Directive: Scan the lines below; pull out those with "caption".

Data for this task:
★ ★ ★ ★ ★ ★ ★
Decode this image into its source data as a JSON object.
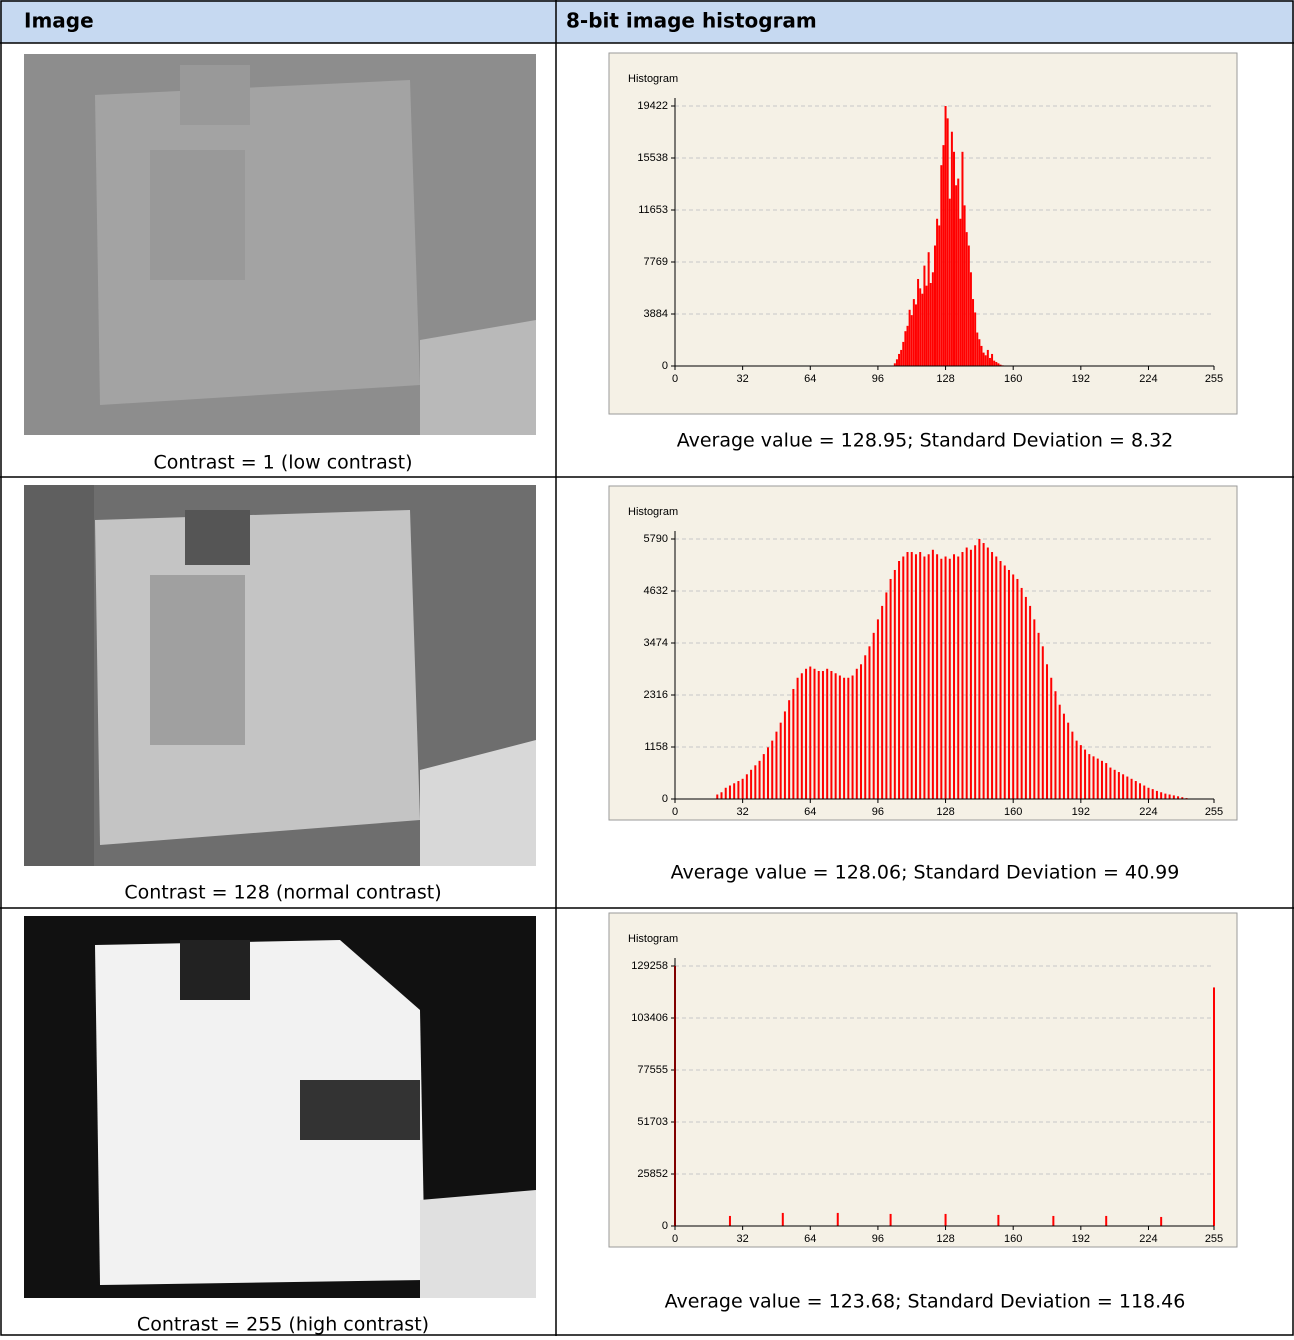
{
  "table": {
    "header": [
      "Image",
      "8-bit image histogram"
    ],
    "rows": [
      {
        "caption": "Contrast = 1 (low contrast)",
        "stats": "Average value = 128.95; Standard Deviation = 8.32",
        "histogram": {
          "type": "bar",
          "title": "Histogram",
          "color": "#ff0000",
          "grid": true,
          "xlim": [
            0,
            255
          ],
          "xticks": [
            0,
            32,
            64,
            96,
            128,
            160,
            192,
            224,
            255
          ],
          "ylim": [
            0,
            20020
          ],
          "yticks": [
            0,
            3884,
            7769,
            11653,
            15538,
            19422
          ],
          "x": [
            104,
            105,
            106,
            107,
            108,
            109,
            110,
            111,
            112,
            113,
            114,
            115,
            116,
            117,
            118,
            119,
            120,
            121,
            122,
            123,
            124,
            125,
            126,
            127,
            128,
            129,
            130,
            131,
            132,
            133,
            134,
            135,
            136,
            137,
            138,
            139,
            140,
            141,
            142,
            143,
            144,
            145,
            146,
            147,
            148,
            149,
            150,
            151,
            152,
            153,
            154,
            155
          ],
          "values": [
            200,
            500,
            900,
            1200,
            1800,
            2600,
            3000,
            4200,
            3800,
            5000,
            4600,
            6500,
            5800,
            5400,
            7500,
            6000,
            8500,
            6200,
            7000,
            9000,
            11000,
            10500,
            15000,
            16500,
            19422,
            18500,
            12500,
            17500,
            16000,
            13500,
            14000,
            11000,
            16000,
            12000,
            10000,
            9000,
            7000,
            5000,
            4000,
            2500,
            2000,
            1500,
            1000,
            800,
            1200,
            600,
            900,
            400,
            300,
            200,
            100,
            50
          ]
        }
      },
      {
        "caption": "Contrast = 128 (normal contrast)",
        "stats": "Average value = 128.06; Standard Deviation = 40.99",
        "histogram": {
          "type": "bar",
          "title": "Histogram",
          "color": "#ff0000",
          "grid": true,
          "xlim": [
            0,
            255
          ],
          "xticks": [
            0,
            32,
            64,
            96,
            128,
            160,
            192,
            224,
            255
          ],
          "ylim": [
            0,
            5968
          ],
          "yticks": [
            0,
            1158,
            2316,
            3474,
            4632,
            5790
          ],
          "x": [
            20,
            22,
            24,
            26,
            28,
            30,
            32,
            34,
            36,
            38,
            40,
            42,
            44,
            46,
            48,
            50,
            52,
            54,
            56,
            58,
            60,
            62,
            64,
            66,
            68,
            70,
            72,
            74,
            76,
            78,
            80,
            82,
            84,
            86,
            88,
            90,
            92,
            94,
            96,
            98,
            100,
            102,
            104,
            106,
            108,
            110,
            112,
            114,
            116,
            118,
            120,
            122,
            124,
            126,
            128,
            130,
            132,
            134,
            136,
            138,
            140,
            142,
            144,
            146,
            148,
            150,
            152,
            154,
            156,
            158,
            160,
            162,
            164,
            166,
            168,
            170,
            172,
            174,
            176,
            178,
            180,
            182,
            184,
            186,
            188,
            190,
            192,
            194,
            196,
            198,
            200,
            202,
            204,
            206,
            208,
            210,
            212,
            214,
            216,
            218,
            220,
            222,
            224,
            226,
            228,
            230,
            232,
            234,
            236,
            238,
            240,
            242
          ],
          "values": [
            100,
            150,
            250,
            300,
            350,
            400,
            450,
            550,
            650,
            750,
            850,
            1000,
            1150,
            1300,
            1500,
            1700,
            1950,
            2200,
            2450,
            2700,
            2800,
            2900,
            2950,
            2900,
            2850,
            2850,
            2900,
            2850,
            2800,
            2750,
            2700,
            2700,
            2750,
            2900,
            3000,
            3200,
            3400,
            3700,
            4000,
            4300,
            4600,
            4900,
            5100,
            5300,
            5400,
            5500,
            5500,
            5450,
            5500,
            5400,
            5450,
            5550,
            5450,
            5350,
            5400,
            5350,
            5450,
            5400,
            5500,
            5600,
            5550,
            5650,
            5790,
            5700,
            5600,
            5500,
            5400,
            5300,
            5200,
            5100,
            5000,
            4900,
            4700,
            4500,
            4300,
            4000,
            3700,
            3400,
            3000,
            2700,
            2400,
            2100,
            1900,
            1700,
            1500,
            1300,
            1200,
            1100,
            1000,
            950,
            900,
            850,
            800,
            700,
            650,
            600,
            550,
            500,
            450,
            400,
            350,
            300,
            250,
            220,
            180,
            150,
            120,
            100,
            80,
            60,
            40,
            20
          ]
        }
      },
      {
        "caption": "Contrast = 255 (high contrast)",
        "stats": "Average value = 123.68; Standard Deviation = 118.46",
        "histogram": {
          "type": "bar",
          "title": "Histogram",
          "color": "#ff0000",
          "grid": true,
          "xlim": [
            0,
            255
          ],
          "xticks": [
            0,
            32,
            64,
            96,
            128,
            160,
            192,
            224,
            255
          ],
          "ylim": [
            0,
            133234
          ],
          "yticks": [
            0,
            25852,
            51703,
            77555,
            103406,
            129258
          ],
          "x": [
            0,
            26,
            51,
            77,
            102,
            128,
            153,
            179,
            204,
            230,
            255
          ],
          "values": [
            129258,
            5000,
            6500,
            6500,
            6000,
            6000,
            5500,
            5000,
            5000,
            4500,
            118600
          ]
        }
      }
    ]
  }
}
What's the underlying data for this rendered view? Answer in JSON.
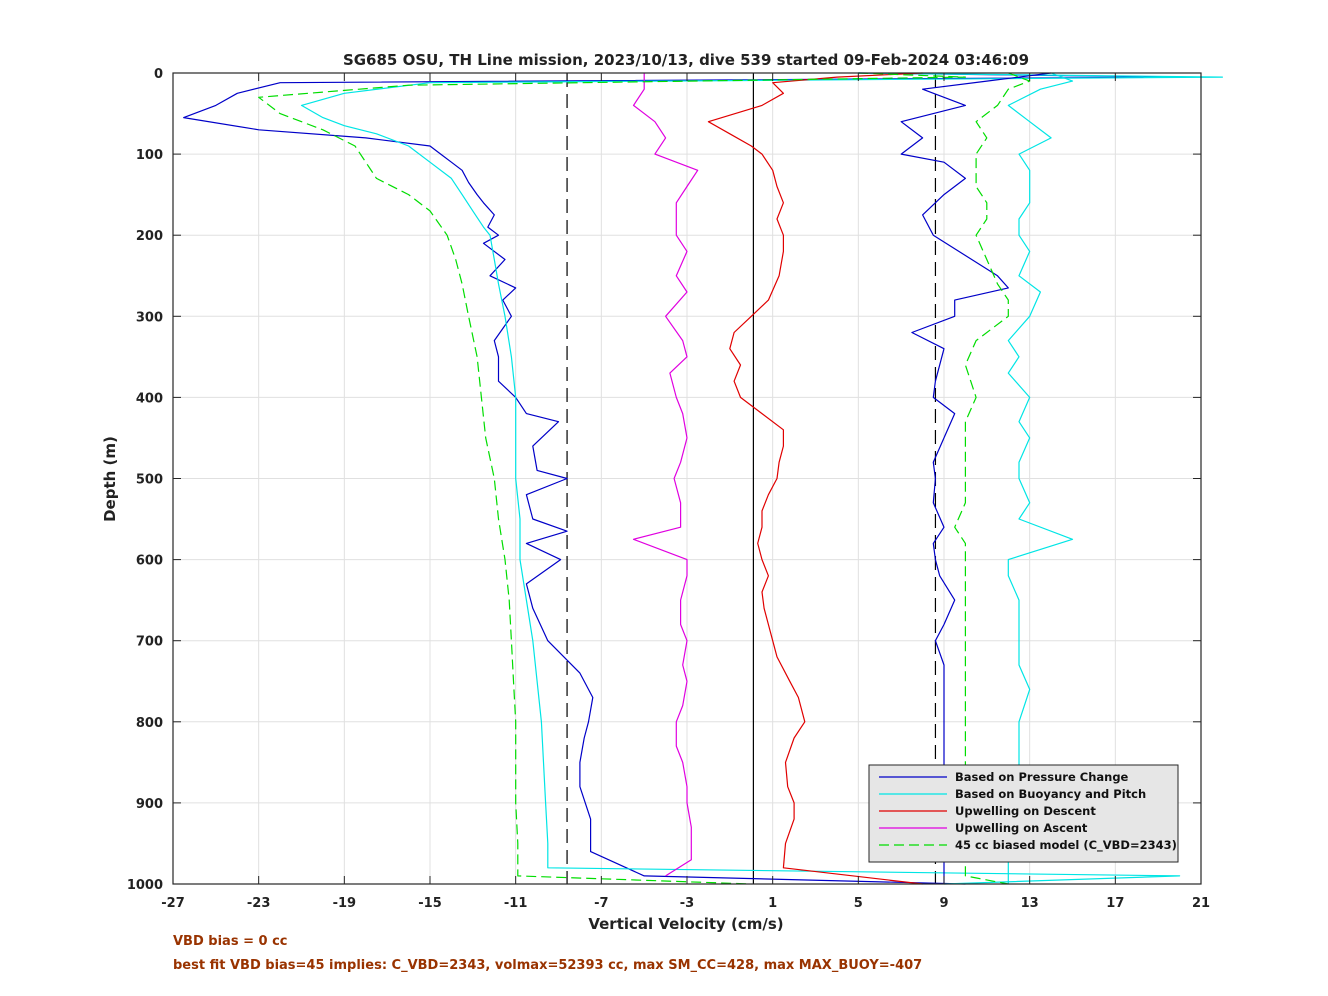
{
  "chart_data": {
    "type": "line",
    "title": "SG685 OSU, TH Line mission, 2023/10/13, dive 539 started 09-Feb-2024 03:46:09",
    "xlabel": "Vertical Velocity (cm/s)",
    "ylabel": "Depth (m)",
    "xlim": [
      -27,
      21
    ],
    "ylim": [
      0,
      1000
    ],
    "y_reversed": true,
    "grid": true,
    "x_ticks": [
      -27,
      -23,
      -19,
      -15,
      -11,
      -7,
      -3,
      1,
      5,
      9,
      13,
      17,
      21
    ],
    "y_ticks": [
      0,
      100,
      200,
      300,
      400,
      500,
      600,
      700,
      800,
      900,
      1000
    ],
    "reference_lines": [
      {
        "x": -8.6,
        "style": "dashed",
        "color": "#000000"
      },
      {
        "x": 0.1,
        "style": "solid",
        "color": "#000000"
      },
      {
        "x": 8.6,
        "style": "dashed",
        "color": "#000000"
      }
    ],
    "legend_position": "bottom-right",
    "series": [
      {
        "name": "Based on Pressure Change",
        "color": "#0000c8",
        "dash": false,
        "depth": [
          0,
          5,
          12,
          25,
          40,
          55,
          70,
          80,
          90,
          100,
          110,
          120,
          135,
          150,
          160,
          175,
          190,
          200,
          210,
          230,
          250,
          265,
          280,
          300,
          330,
          350,
          380,
          400,
          420,
          430,
          460,
          490,
          500,
          520,
          550,
          565,
          580,
          600,
          630,
          660,
          700,
          740,
          770,
          800,
          820,
          850,
          880,
          920,
          960,
          990,
          1000
        ],
        "velocity": [
          5,
          20,
          -22,
          -24,
          -25,
          -26.5,
          -23,
          -18,
          -15,
          -14.5,
          -14,
          -13.5,
          -13.2,
          -12.8,
          -12.5,
          -12,
          -12.3,
          -11.8,
          -12.5,
          -11.5,
          -12.2,
          -11,
          -11.6,
          -11.2,
          -12,
          -11.8,
          -11.8,
          -11,
          -10.5,
          -9,
          -10.2,
          -10,
          -8.6,
          -10.5,
          -10.2,
          -8.6,
          -10.5,
          -8.9,
          -10.5,
          -10.2,
          -9.5,
          -8,
          -7.4,
          -7.6,
          -7.8,
          -8,
          -8,
          -7.5,
          -7.5,
          -5,
          10
        ]
      },
      {
        "name": "Based on Buoyancy and Pitch",
        "color": "#00e5e5",
        "dash": false,
        "depth": [
          0,
          5,
          12,
          25,
          40,
          55,
          65,
          75,
          90,
          110,
          130,
          150,
          170,
          190,
          200,
          230,
          260,
          300,
          350,
          400,
          450,
          500,
          550,
          600,
          650,
          700,
          750,
          800,
          850,
          900,
          950,
          980,
          990,
          1000
        ],
        "velocity": [
          5,
          22,
          -15,
          -19,
          -21,
          -20,
          -19,
          -17.5,
          -16,
          -15,
          -14,
          -13.5,
          -13,
          -12.5,
          -12.2,
          -12,
          -11.8,
          -11.5,
          -11.2,
          -11,
          -11,
          -11,
          -10.8,
          -10.8,
          -10.5,
          -10.2,
          -10,
          -9.8,
          -9.7,
          -9.6,
          -9.5,
          -9.5,
          20,
          9
        ]
      },
      {
        "name": "Upwelling on Descent",
        "color": "#e00000",
        "dash": false,
        "depth": [
          0,
          5,
          12,
          25,
          40,
          60,
          75,
          90,
          100,
          120,
          140,
          160,
          180,
          200,
          220,
          250,
          280,
          300,
          320,
          340,
          360,
          380,
          400,
          420,
          440,
          460,
          480,
          500,
          520,
          540,
          560,
          580,
          600,
          620,
          640,
          660,
          680,
          700,
          720,
          750,
          770,
          800,
          820,
          850,
          880,
          900,
          920,
          950,
          980,
          1000
        ],
        "velocity": [
          8,
          4,
          1,
          1.5,
          0.5,
          -2,
          -1,
          0,
          0.5,
          1,
          1.2,
          1.5,
          1.2,
          1.5,
          1.5,
          1.3,
          0.8,
          0,
          -0.8,
          -1,
          -0.5,
          -0.8,
          -0.5,
          0.5,
          1.5,
          1.5,
          1.3,
          1.2,
          0.8,
          0.5,
          0.5,
          0.3,
          0.5,
          0.8,
          0.5,
          0.6,
          0.8,
          1,
          1.2,
          1.8,
          2.2,
          2.5,
          2,
          1.6,
          1.7,
          2,
          2,
          1.6,
          1.5,
          8
        ]
      },
      {
        "name": "Upwelling on Ascent",
        "color": "#e000e0",
        "dash": false,
        "depth": [
          0,
          20,
          40,
          60,
          80,
          100,
          120,
          140,
          160,
          180,
          200,
          220,
          250,
          270,
          300,
          330,
          350,
          370,
          400,
          420,
          450,
          480,
          500,
          530,
          560,
          575,
          600,
          620,
          650,
          680,
          700,
          730,
          750,
          780,
          800,
          830,
          850,
          880,
          900,
          930,
          950,
          970,
          990
        ],
        "velocity": [
          -5,
          -5,
          -5.5,
          -4.5,
          -4,
          -4.5,
          -2.5,
          -3,
          -3.5,
          -3.5,
          -3.5,
          -3,
          -3.5,
          -3,
          -4,
          -3.2,
          -3,
          -3.8,
          -3.5,
          -3.2,
          -3,
          -3.3,
          -3.6,
          -3.3,
          -3.3,
          -5.5,
          -3,
          -3,
          -3.3,
          -3.3,
          -3,
          -3.2,
          -3,
          -3.2,
          -3.5,
          -3.5,
          -3.2,
          -3,
          -3,
          -2.8,
          -2.8,
          -2.8,
          -4
        ]
      },
      {
        "name": "45 cc biased model (C_VBD=2343)",
        "color": "#00dd00",
        "dash": true,
        "depth": [
          0,
          5,
          15,
          30,
          50,
          70,
          90,
          110,
          130,
          150,
          170,
          200,
          230,
          260,
          300,
          350,
          400,
          450,
          500,
          550,
          600,
          650,
          700,
          750,
          800,
          850,
          900,
          950,
          990,
          1000
        ],
        "velocity": [
          5,
          10,
          -16,
          -23,
          -22,
          -20,
          -18.5,
          -18,
          -17.5,
          -16,
          -15,
          -14.2,
          -13.8,
          -13.5,
          -13.2,
          -12.8,
          -12.6,
          -12.4,
          -12,
          -11.8,
          -11.5,
          -11.3,
          -11.2,
          -11.1,
          -11,
          -11,
          -11,
          -10.9,
          -10.9,
          0
        ]
      },
      {
        "name": "",
        "color": "#0000c8",
        "dash": false,
        "depth": [
          0,
          10,
          20,
          40,
          60,
          80,
          100,
          110,
          130,
          150,
          175,
          200,
          225,
          250,
          265,
          280,
          300,
          320,
          340,
          380,
          400,
          420,
          450,
          480,
          500,
          530,
          560,
          580,
          600,
          620,
          650,
          680,
          700,
          730,
          760,
          800,
          820,
          850,
          880,
          900,
          930,
          960,
          990,
          1000
        ],
        "velocity": [
          14,
          11,
          8,
          10,
          7,
          8,
          7,
          9,
          10,
          9,
          8,
          8.5,
          10,
          11.5,
          12,
          9.5,
          9.5,
          7.5,
          9,
          8.6,
          8.5,
          9.5,
          9,
          8.5,
          8.6,
          8.5,
          9,
          8.5,
          8.6,
          8.8,
          9.5,
          9,
          8.6,
          9,
          9,
          9,
          9,
          9,
          9,
          9,
          9,
          9,
          9,
          9
        ]
      },
      {
        "name": "",
        "color": "#00e5e5",
        "dash": false,
        "depth": [
          0,
          10,
          20,
          40,
          60,
          80,
          100,
          120,
          140,
          160,
          180,
          200,
          220,
          250,
          270,
          300,
          330,
          350,
          370,
          400,
          430,
          450,
          480,
          500,
          530,
          550,
          575,
          600,
          620,
          650,
          680,
          700,
          730,
          760,
          800,
          830,
          860,
          900,
          930,
          960,
          990,
          1000
        ],
        "velocity": [
          14,
          15,
          13.5,
          12,
          13,
          14,
          12.5,
          13,
          13,
          13,
          12.5,
          12.5,
          13,
          12.5,
          13.5,
          13,
          12,
          12.5,
          12,
          13,
          12.5,
          13,
          12.5,
          12.5,
          13,
          12.5,
          15,
          12,
          12,
          12.5,
          12.5,
          12.5,
          12.5,
          13,
          12.5,
          12.5,
          12.5,
          12.3,
          12,
          12,
          12,
          12
        ]
      },
      {
        "name": "",
        "color": "#00dd00",
        "dash": true,
        "depth": [
          0,
          10,
          20,
          40,
          60,
          80,
          100,
          120,
          140,
          160,
          180,
          200,
          230,
          260,
          280,
          300,
          330,
          360,
          400,
          430,
          460,
          500,
          530,
          560,
          580,
          600,
          650,
          700,
          750,
          800,
          850,
          900,
          950,
          990,
          1000
        ],
        "velocity": [
          12,
          13,
          12,
          11.5,
          10.5,
          11,
          10.5,
          10.5,
          10.5,
          11,
          11,
          10.5,
          11,
          11.5,
          12,
          12,
          10.5,
          10,
          10.5,
          10,
          10,
          10,
          10,
          9.5,
          10,
          10,
          10,
          10,
          10,
          10,
          10,
          10,
          10,
          10,
          12
        ]
      }
    ]
  },
  "footnotes": {
    "vbd_bias": "VBD bias = 0 cc",
    "best_fit": "best fit VBD bias=45 implies: C_VBD=2343, volmax=52393 cc, max SM_CC=428, max MAX_BUOY=-407"
  }
}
★ ★ ★ ★ ★ ★ ★
Output:
        "caption": "Contrast = 1 (low contrast)",
        "caption": "Contrast = 128 (normal contrast)",
        "caption": "Contrast = 255 (high contrast)",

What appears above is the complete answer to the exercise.